> [Given information]:
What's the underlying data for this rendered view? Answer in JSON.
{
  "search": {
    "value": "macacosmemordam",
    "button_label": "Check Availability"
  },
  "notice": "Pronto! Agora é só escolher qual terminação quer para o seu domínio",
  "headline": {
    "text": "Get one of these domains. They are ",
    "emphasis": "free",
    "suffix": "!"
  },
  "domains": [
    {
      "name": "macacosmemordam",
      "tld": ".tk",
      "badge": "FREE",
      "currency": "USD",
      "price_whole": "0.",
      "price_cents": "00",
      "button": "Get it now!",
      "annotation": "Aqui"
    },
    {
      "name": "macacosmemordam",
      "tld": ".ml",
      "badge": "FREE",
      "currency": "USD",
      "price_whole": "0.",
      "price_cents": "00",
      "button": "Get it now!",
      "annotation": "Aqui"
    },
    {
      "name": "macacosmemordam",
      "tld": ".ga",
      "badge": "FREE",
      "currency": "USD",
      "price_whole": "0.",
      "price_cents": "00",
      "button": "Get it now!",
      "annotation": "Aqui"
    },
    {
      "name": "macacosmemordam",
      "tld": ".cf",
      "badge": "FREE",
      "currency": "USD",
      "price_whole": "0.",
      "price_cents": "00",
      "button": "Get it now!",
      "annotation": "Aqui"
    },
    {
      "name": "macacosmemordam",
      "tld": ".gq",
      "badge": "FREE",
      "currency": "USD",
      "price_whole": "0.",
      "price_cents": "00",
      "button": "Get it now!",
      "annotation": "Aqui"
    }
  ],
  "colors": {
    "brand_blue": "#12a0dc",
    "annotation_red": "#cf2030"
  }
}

> [What is required]: Transcribe each record exactly. Leave nothing out.

> [Answer to the task]:
What's the underlying data for this rendered view? Answer in JSON.
{
  "search": {
    "value": "macacosmemordam",
    "button_label": "Check Availability"
  },
  "notice": "Pronto! Agora é só escolher qual terminação quer para o seu domínio",
  "headline": {
    "text": "Get one of these domains. They are ",
    "emphasis": "free",
    "suffix": "!"
  },
  "domains": [
    {
      "name": "macacosmemordam",
      "tld": ".tk",
      "badge": "FREE",
      "currency": "USD",
      "price_whole": "0.",
      "price_cents": "00",
      "button": "Get it now!",
      "annotation": "Aqui"
    },
    {
      "name": "macacosmemordam",
      "tld": ".ml",
      "badge": "FREE",
      "currency": "USD",
      "price_whole": "0.",
      "price_cents": "00",
      "button": "Get it now!",
      "annotation": "Aqui"
    },
    {
      "name": "macacosmemordam",
      "tld": ".ga",
      "badge": "FREE",
      "currency": "USD",
      "price_whole": "0.",
      "price_cents": "00",
      "button": "Get it now!",
      "annotation": "Aqui"
    },
    {
      "name": "macacosmemordam",
      "tld": ".cf",
      "badge": "FREE",
      "currency": "USD",
      "price_whole": "0.",
      "price_cents": "00",
      "button": "Get it now!",
      "annotation": "Aqui"
    },
    {
      "name": "macacosmemordam",
      "tld": ".gq",
      "badge": "FREE",
      "currency": "USD",
      "price_whole": "0.",
      "price_cents": "00",
      "button": "Get it now!",
      "annotation": "Aqui"
    }
  ],
  "colors": {
    "brand_blue": "#12a0dc",
    "annotation_red": "#cf2030"
  }
}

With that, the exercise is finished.